Start of Dataset rows

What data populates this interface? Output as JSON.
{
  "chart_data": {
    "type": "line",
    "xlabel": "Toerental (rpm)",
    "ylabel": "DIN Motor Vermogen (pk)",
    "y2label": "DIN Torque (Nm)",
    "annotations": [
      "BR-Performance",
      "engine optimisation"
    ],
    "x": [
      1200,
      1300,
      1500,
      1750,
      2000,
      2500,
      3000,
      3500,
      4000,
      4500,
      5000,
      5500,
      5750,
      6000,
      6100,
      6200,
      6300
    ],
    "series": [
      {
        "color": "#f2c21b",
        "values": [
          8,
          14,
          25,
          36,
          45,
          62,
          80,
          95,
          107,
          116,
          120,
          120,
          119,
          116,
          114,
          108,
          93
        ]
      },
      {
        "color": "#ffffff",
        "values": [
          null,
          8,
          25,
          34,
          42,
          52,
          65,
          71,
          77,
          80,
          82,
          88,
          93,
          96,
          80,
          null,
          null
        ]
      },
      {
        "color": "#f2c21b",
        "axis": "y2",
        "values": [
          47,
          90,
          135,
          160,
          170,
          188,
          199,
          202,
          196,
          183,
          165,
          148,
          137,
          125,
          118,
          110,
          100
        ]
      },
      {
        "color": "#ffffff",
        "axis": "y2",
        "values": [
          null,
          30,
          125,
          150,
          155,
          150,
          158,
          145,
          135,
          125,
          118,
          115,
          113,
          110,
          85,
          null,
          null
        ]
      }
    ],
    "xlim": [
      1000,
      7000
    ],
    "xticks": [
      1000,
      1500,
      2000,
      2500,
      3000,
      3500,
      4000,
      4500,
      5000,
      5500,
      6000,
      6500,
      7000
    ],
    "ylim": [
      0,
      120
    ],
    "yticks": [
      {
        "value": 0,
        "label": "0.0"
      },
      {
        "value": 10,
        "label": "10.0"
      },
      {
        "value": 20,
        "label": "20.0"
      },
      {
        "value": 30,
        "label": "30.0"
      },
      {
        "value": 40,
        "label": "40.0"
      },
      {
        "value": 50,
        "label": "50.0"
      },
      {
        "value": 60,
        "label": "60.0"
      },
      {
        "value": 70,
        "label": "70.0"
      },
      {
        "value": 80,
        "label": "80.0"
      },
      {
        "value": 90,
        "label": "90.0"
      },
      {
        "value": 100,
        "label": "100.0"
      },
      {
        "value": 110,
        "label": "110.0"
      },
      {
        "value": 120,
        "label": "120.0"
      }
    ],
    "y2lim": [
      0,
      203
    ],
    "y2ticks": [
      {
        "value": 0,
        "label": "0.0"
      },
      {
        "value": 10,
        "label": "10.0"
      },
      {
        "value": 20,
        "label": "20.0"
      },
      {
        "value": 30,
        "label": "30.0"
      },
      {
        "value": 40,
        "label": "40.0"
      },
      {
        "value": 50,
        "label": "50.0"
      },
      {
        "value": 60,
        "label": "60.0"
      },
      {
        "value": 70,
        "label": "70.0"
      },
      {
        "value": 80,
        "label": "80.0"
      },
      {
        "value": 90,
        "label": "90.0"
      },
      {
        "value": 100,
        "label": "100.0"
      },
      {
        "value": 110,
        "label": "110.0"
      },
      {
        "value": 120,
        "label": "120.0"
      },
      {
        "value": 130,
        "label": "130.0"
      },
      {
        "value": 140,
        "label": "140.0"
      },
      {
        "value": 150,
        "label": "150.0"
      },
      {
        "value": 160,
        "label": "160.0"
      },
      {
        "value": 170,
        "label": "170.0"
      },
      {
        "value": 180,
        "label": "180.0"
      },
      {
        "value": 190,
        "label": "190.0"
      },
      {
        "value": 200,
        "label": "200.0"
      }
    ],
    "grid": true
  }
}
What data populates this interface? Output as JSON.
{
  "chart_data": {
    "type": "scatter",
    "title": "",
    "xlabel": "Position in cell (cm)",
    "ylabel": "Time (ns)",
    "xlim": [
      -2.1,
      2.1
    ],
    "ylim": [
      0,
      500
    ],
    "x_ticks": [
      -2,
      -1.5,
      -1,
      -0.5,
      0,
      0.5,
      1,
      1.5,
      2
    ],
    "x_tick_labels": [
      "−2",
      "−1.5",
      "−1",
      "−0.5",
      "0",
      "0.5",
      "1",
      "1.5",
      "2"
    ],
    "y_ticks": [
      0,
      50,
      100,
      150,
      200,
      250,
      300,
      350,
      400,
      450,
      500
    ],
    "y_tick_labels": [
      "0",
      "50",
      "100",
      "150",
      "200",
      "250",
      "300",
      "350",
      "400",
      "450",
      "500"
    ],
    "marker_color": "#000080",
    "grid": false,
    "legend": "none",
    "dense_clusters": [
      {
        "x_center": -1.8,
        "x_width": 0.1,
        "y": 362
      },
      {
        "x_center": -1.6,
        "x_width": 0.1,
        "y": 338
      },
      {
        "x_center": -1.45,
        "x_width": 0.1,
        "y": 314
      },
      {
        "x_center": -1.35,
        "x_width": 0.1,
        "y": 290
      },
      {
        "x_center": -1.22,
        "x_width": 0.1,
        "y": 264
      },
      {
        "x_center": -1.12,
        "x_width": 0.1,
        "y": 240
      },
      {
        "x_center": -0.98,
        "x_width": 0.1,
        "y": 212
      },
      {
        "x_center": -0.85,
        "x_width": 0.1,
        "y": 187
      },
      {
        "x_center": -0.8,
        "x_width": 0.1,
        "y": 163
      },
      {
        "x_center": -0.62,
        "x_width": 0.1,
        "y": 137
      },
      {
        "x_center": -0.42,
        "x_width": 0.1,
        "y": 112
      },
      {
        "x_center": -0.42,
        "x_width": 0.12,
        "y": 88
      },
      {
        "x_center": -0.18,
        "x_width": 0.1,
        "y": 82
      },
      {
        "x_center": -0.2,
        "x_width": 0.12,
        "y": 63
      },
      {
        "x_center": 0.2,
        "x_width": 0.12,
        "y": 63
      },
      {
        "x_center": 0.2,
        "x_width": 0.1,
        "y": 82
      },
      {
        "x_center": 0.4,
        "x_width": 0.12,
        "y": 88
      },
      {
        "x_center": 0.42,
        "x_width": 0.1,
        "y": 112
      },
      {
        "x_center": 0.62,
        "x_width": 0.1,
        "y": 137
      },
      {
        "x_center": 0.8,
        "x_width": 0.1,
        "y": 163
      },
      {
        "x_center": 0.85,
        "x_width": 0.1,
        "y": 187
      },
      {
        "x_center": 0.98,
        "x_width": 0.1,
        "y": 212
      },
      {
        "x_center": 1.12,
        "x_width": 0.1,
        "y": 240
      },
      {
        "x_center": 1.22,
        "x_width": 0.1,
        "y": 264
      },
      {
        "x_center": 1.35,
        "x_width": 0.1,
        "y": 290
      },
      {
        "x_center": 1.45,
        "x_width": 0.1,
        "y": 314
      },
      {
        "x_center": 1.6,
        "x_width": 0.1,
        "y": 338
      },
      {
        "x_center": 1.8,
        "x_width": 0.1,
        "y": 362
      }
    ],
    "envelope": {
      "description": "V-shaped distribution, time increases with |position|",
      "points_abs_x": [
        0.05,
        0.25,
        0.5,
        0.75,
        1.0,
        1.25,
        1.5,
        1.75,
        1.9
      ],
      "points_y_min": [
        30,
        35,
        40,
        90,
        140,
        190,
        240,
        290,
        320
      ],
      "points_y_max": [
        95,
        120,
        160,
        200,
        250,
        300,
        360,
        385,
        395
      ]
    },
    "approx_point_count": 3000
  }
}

End of Dataset rows

▸ Exercise brief
From the listing above, extract every line exactly as it stands.

▸ Answer below
What data populates this interface? Output as JSON.
{
  "chart_data": {
    "type": "line",
    "xlabel": "Toerental (rpm)",
    "ylabel": "DIN Motor Vermogen (pk)",
    "y2label": "DIN Torque (Nm)",
    "annotations": [
      "BR-Performance",
      "engine optimisation"
    ],
    "x": [
      1200,
      1300,
      1500,
      1750,
      2000,
      2500,
      3000,
      3500,
      4000,
      4500,
      5000,
      5500,
      5750,
      6000,
      6100,
      6200,
      6300
    ],
    "series": [
      {
        "color": "#f2c21b",
        "values": [
          8,
          14,
          25,
          36,
          45,
          62,
          80,
          95,
          107,
          116,
          120,
          120,
          119,
          116,
          114,
          108,
          93
        ]
      },
      {
        "color": "#ffffff",
        "values": [
          null,
          8,
          25,
          34,
          42,
          52,
          65,
          71,
          77,
          80,
          82,
          88,
          93,
          96,
          80,
          null,
          null
        ]
      },
      {
        "color": "#f2c21b",
        "axis": "y2",
        "values": [
          47,
          90,
          135,
          160,
          170,
          188,
          199,
          202,
          196,
          183,
          165,
          148,
          137,
          125,
          118,
          110,
          100
        ]
      },
      {
        "color": "#ffffff",
        "axis": "y2",
        "values": [
          null,
          30,
          125,
          150,
          155,
          150,
          158,
          145,
          135,
          125,
          118,
          115,
          113,
          110,
          85,
          null,
          null
        ]
      }
    ],
    "xlim": [
      1000,
      7000
    ],
    "xticks": [
      1000,
      1500,
      2000,
      2500,
      3000,
      3500,
      4000,
      4500,
      5000,
      5500,
      6000,
      6500,
      7000
    ],
    "ylim": [
      0,
      120
    ],
    "yticks": [
      {
        "value": 0,
        "label": "0.0"
      },
      {
        "value": 10,
        "label": "10.0"
      },
      {
        "value": 20,
        "label": "20.0"
      },
      {
        "value": 30,
        "label": "30.0"
      },
      {
        "value": 40,
        "label": "40.0"
      },
      {
        "value": 50,
        "label": "50.0"
      },
      {
        "value": 60,
        "label": "60.0"
      },
      {
        "value": 70,
        "label": "70.0"
      },
      {
        "value": 80,
        "label": "80.0"
      },
      {
        "value": 90,
        "label": "90.0"
      },
      {
        "value": 100,
        "label": "100.0"
      },
      {
        "value": 110,
        "label": "110.0"
      },
      {
        "value": 120,
        "label": "120.0"
      }
    ],
    "y2lim": [
      0,
      203
    ],
    "y2ticks": [
      {
        "value": 0,
        "label": "0.0"
      },
      {
        "value": 10,
        "label": "10.0"
      },
      {
        "value": 20,
        "label": "20.0"
      },
      {
        "value": 30,
        "label": "30.0"
      },
      {
        "value": 40,
        "label": "40.0"
      },
      {
        "value": 50,
        "label": "50.0"
      },
      {
        "value": 60,
        "label": "60.0"
      },
      {
        "value": 70,
        "label": "70.0"
      },
      {
        "value": 80,
        "label": "80.0"
      },
      {
        "value": 90,
        "label": "90.0"
      },
      {
        "value": 100,
        "label": "100.0"
      },
      {
        "value": 110,
        "label": "110.0"
      },
      {
        "value": 120,
        "label": "120.0"
      },
      {
        "value": 130,
        "label": "130.0"
      },
      {
        "value": 140,
        "label": "140.0"
      },
      {
        "value": 150,
        "label": "150.0"
      },
      {
        "value": 160,
        "label": "160.0"
      },
      {
        "value": 170,
        "label": "170.0"
      },
      {
        "value": 180,
        "label": "180.0"
      },
      {
        "value": 190,
        "label": "190.0"
      },
      {
        "value": 200,
        "label": "200.0"
      }
    ],
    "grid": true
  }
}
What data populates this interface? Output as JSON.
{
  "chart_data": {
    "type": "scatter",
    "title": "",
    "xlabel": "Position in cell (cm)",
    "ylabel": "Time (ns)",
    "xlim": [
      -2.1,
      2.1
    ],
    "ylim": [
      0,
      500
    ],
    "x_ticks": [
      -2,
      -1.5,
      -1,
      -0.5,
      0,
      0.5,
      1,
      1.5,
      2
    ],
    "x_tick_labels": [
      "−2",
      "−1.5",
      "−1",
      "−0.5",
      "0",
      "0.5",
      "1",
      "1.5",
      "2"
    ],
    "y_ticks": [
      0,
      50,
      100,
      150,
      200,
      250,
      300,
      350,
      400,
      450,
      500
    ],
    "y_tick_labels": [
      "0",
      "50",
      "100",
      "150",
      "200",
      "250",
      "300",
      "350",
      "400",
      "450",
      "500"
    ],
    "marker_color": "#000080",
    "grid": false,
    "legend": "none",
    "dense_clusters": [
      {
        "x_center": -1.8,
        "x_width": 0.1,
        "y": 362
      },
      {
        "x_center": -1.6,
        "x_width": 0.1,
        "y": 338
      },
      {
        "x_center": -1.45,
        "x_width": 0.1,
        "y": 314
      },
      {
        "x_center": -1.35,
        "x_width": 0.1,
        "y": 290
      },
      {
        "x_center": -1.22,
        "x_width": 0.1,
        "y": 264
      },
      {
        "x_center": -1.12,
        "x_width": 0.1,
        "y": 240
      },
      {
        "x_center": -0.98,
        "x_width": 0.1,
        "y": 212
      },
      {
        "x_center": -0.85,
        "x_width": 0.1,
        "y": 187
      },
      {
        "x_center": -0.8,
        "x_width": 0.1,
        "y": 163
      },
      {
        "x_center": -0.62,
        "x_width": 0.1,
        "y": 137
      },
      {
        "x_center": -0.42,
        "x_width": 0.1,
        "y": 112
      },
      {
        "x_center": -0.42,
        "x_width": 0.12,
        "y": 88
      },
      {
        "x_center": -0.18,
        "x_width": 0.1,
        "y": 82
      },
      {
        "x_center": -0.2,
        "x_width": 0.12,
        "y": 63
      },
      {
        "x_center": 0.2,
        "x_width": 0.12,
        "y": 63
      },
      {
        "x_center": 0.2,
        "x_width": 0.1,
        "y": 82
      },
      {
        "x_center": 0.4,
        "x_width": 0.12,
        "y": 88
      },
      {
        "x_center": 0.42,
        "x_width": 0.1,
        "y": 112
      },
      {
        "x_center": 0.62,
        "x_width": 0.1,
        "y": 137
      },
      {
        "x_center": 0.8,
        "x_width": 0.1,
        "y": 163
      },
      {
        "x_center": 0.85,
        "x_width": 0.1,
        "y": 187
      },
      {
        "x_center": 0.98,
        "x_width": 0.1,
        "y": 212
      },
      {
        "x_center": 1.12,
        "x_width": 0.1,
        "y": 240
      },
      {
        "x_center": 1.22,
        "x_width": 0.1,
        "y": 264
      },
      {
        "x_center": 1.35,
        "x_width": 0.1,
        "y": 290
      },
      {
        "x_center": 1.45,
        "x_width": 0.1,
        "y": 314
      },
      {
        "x_center": 1.6,
        "x_width": 0.1,
        "y": 338
      },
      {
        "x_center": 1.8,
        "x_width": 0.1,
        "y": 362
      }
    ],
    "envelope": {
      "description": "V-shaped distribution, time increases with |position|",
      "points_abs_x": [
        0.05,
        0.25,
        0.5,
        0.75,
        1.0,
        1.25,
        1.5,
        1.75,
        1.9
      ],
      "points_y_min": [
        30,
        35,
        40,
        90,
        140,
        190,
        240,
        290,
        320
      ],
      "points_y_max": [
        95,
        120,
        160,
        200,
        250,
        300,
        360,
        385,
        395
      ]
    },
    "approx_point_count": 3000
  }
}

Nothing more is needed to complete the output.